> Material shown:
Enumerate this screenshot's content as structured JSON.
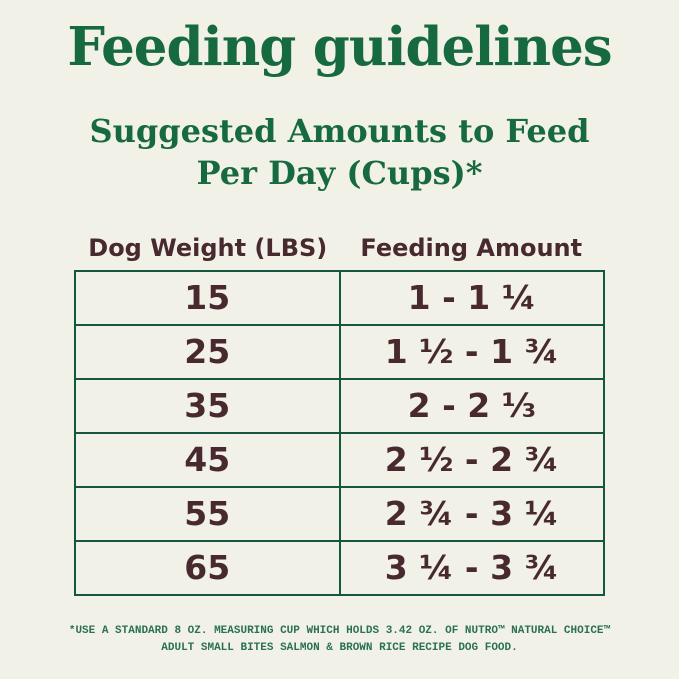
{
  "page": {
    "title": "Feeding guidelines",
    "subtitle_line1": "Suggested Amounts to Feed",
    "subtitle_line2": "Per Day (Cups)*",
    "colors": {
      "background": "#F2F1E8",
      "heading_green": "#176A40",
      "table_border_green": "#14573E",
      "table_text_brown": "#482A2E",
      "footnote_green": "#2A7150"
    }
  },
  "table": {
    "headers": [
      "Dog Weight (LBS)",
      "Feeding Amount"
    ],
    "rows": [
      {
        "weight": "15",
        "amount": "1 - 1 ¼"
      },
      {
        "weight": "25",
        "amount": "1 ½ - 1 ¾"
      },
      {
        "weight": "35",
        "amount": "2 - 2 ⅓"
      },
      {
        "weight": "45",
        "amount": "2 ½ - 2 ¾"
      },
      {
        "weight": "55",
        "amount": "2 ¾ - 3 ¼"
      },
      {
        "weight": "65",
        "amount": "3 ¼ - 3 ¾"
      }
    ]
  },
  "footnote": {
    "line1": "*USE A STANDARD 8 OZ. MEASURING CUP WHICH HOLDS 3.42 OZ. OF NUTRO™ NATURAL CHOICE™",
    "line2": "ADULT SMALL BITES SALMON & BROWN RICE RECIPE DOG FOOD."
  },
  "chart_data": {
    "type": "table",
    "title": "Feeding guidelines",
    "subtitle": "Suggested Amounts to Feed Per Day (Cups)*",
    "columns": [
      "Dog Weight (LBS)",
      "Feeding Amount"
    ],
    "rows": [
      [
        "15",
        "1 - 1 ¼"
      ],
      [
        "25",
        "1 ½ - 1 ¾"
      ],
      [
        "35",
        "2 - 2 ⅓"
      ],
      [
        "45",
        "2 ½ - 2 ¾"
      ],
      [
        "55",
        "2 ¾ - 3 ¼"
      ],
      [
        "65",
        "3 ¼ - 3 ¾"
      ]
    ],
    "footnote": "*USE A STANDARD 8 OZ. MEASURING CUP WHICH HOLDS 3.42 OZ. OF NUTRO™ NATURAL CHOICE™ ADULT SMALL BITES SALMON & BROWN RICE RECIPE DOG FOOD."
  }
}
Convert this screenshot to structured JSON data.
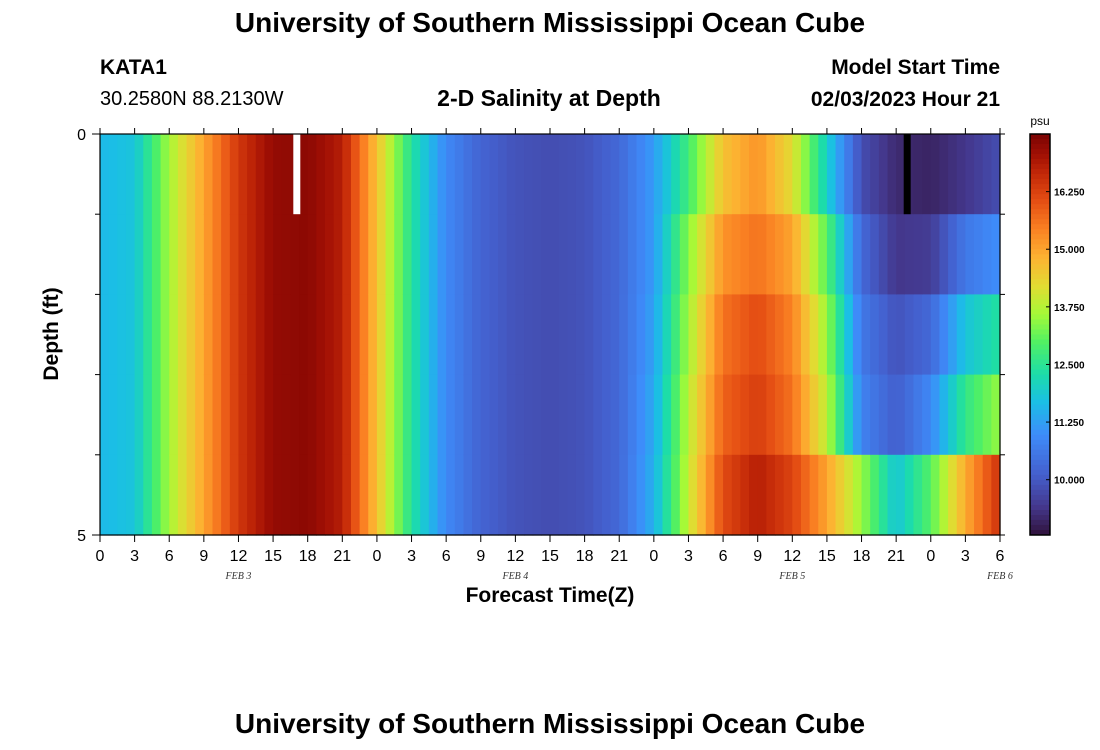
{
  "header": {
    "title": "University of Southern Mississippi Ocean Cube",
    "station": "KATA1",
    "coords": "30.2580N  88.2130W",
    "plot_title": "2-D Salinity at Depth",
    "model_start_label": "Model Start Time",
    "model_start_value": "02/03/2023 Hour 21"
  },
  "footer": {
    "title": "University of Southern Mississippi Ocean Cube"
  },
  "chart_data": {
    "type": "heatmap",
    "title": "2-D Salinity at Depth",
    "xlabel": "Forecast Time(Z)",
    "ylabel": "Depth (ft)",
    "ylim": [
      0,
      5
    ],
    "y_ticks": [
      "0",
      "5"
    ],
    "x_tick_labels": [
      "0",
      "3",
      "6",
      "9",
      "12",
      "15",
      "18",
      "21",
      "0",
      "3",
      "6",
      "9",
      "12",
      "15",
      "18",
      "21",
      "0",
      "3",
      "6",
      "9",
      "12",
      "15",
      "18",
      "21",
      "0",
      "3",
      "6"
    ],
    "day_labels": [
      {
        "label": "FEB 3",
        "hour": 12
      },
      {
        "label": "FEB 4",
        "hour": 36
      },
      {
        "label": "FEB 5",
        "hour": 60
      },
      {
        "label": "FEB 6",
        "hour": 78
      }
    ],
    "colorbar": {
      "unit": "psu",
      "tick_labels": [
        "16.250",
        "15.000",
        "13.750",
        "12.500",
        "11.250",
        "10.000"
      ],
      "tick_values": [
        16.25,
        15.0,
        13.75,
        12.5,
        11.25,
        10.0
      ],
      "range": [
        8.8,
        17.5
      ]
    },
    "hours": [
      0,
      78
    ],
    "depth_layers": [
      0,
      1,
      2,
      3,
      4
    ],
    "profile_hours": [
      0,
      3,
      6,
      9,
      12,
      15,
      18,
      21,
      24,
      27,
      30,
      33,
      36,
      39,
      42,
      45,
      48,
      51,
      54,
      57,
      60,
      63,
      66,
      69,
      72,
      75,
      78
    ],
    "salinity_profiles": [
      [
        11.6,
        11.6,
        11.6,
        11.6,
        11.6
      ],
      [
        11.8,
        11.8,
        11.8,
        11.8,
        11.8
      ],
      [
        13.6,
        13.6,
        13.6,
        13.6,
        13.6
      ],
      [
        15.0,
        15.0,
        15.0,
        15.0,
        15.0
      ],
      [
        16.4,
        16.4,
        16.4,
        16.4,
        16.4
      ],
      [
        17.2,
        17.2,
        17.2,
        17.2,
        17.2
      ],
      [
        17.3,
        17.3,
        17.3,
        17.3,
        17.3
      ],
      [
        16.8,
        16.8,
        16.8,
        16.8,
        16.8
      ],
      [
        14.6,
        14.6,
        14.6,
        14.6,
        14.6
      ],
      [
        12.4,
        12.4,
        12.4,
        12.4,
        12.4
      ],
      [
        10.9,
        10.9,
        10.9,
        10.9,
        10.9
      ],
      [
        10.2,
        10.2,
        10.2,
        10.2,
        10.2
      ],
      [
        9.9,
        9.9,
        9.9,
        9.9,
        9.9
      ],
      [
        9.8,
        9.8,
        9.8,
        9.8,
        9.8
      ],
      [
        9.9,
        9.9,
        9.9,
        9.9,
        9.9
      ],
      [
        10.3,
        10.3,
        10.3,
        10.3,
        10.3
      ],
      [
        11.2,
        11.2,
        11.3,
        11.4,
        11.5
      ],
      [
        12.8,
        13.4,
        13.6,
        13.8,
        13.9
      ],
      [
        14.6,
        15.2,
        15.6,
        15.8,
        16.1
      ],
      [
        15.2,
        15.6,
        16.1,
        16.3,
        16.8
      ],
      [
        14.2,
        15.0,
        15.4,
        15.6,
        16.2
      ],
      [
        12.0,
        13.0,
        13.5,
        13.8,
        15.0
      ],
      [
        9.8,
        10.3,
        10.6,
        10.8,
        13.5
      ],
      [
        9.2,
        9.4,
        9.9,
        10.1,
        11.8
      ],
      [
        9.1,
        9.5,
        10.3,
        10.9,
        13.0
      ],
      [
        9.4,
        10.6,
        11.8,
        12.6,
        14.9
      ],
      [
        9.8,
        11.0,
        12.4,
        13.5,
        16.5
      ]
    ]
  }
}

> What to produce:
Copy every line in the listing above where the string "Cups" turns up.

> Response:
    "subtitle_line2": "Per Day (Cups)*",
    "subtitle": "Suggested Amounts to Feed Per Day (Cups)*",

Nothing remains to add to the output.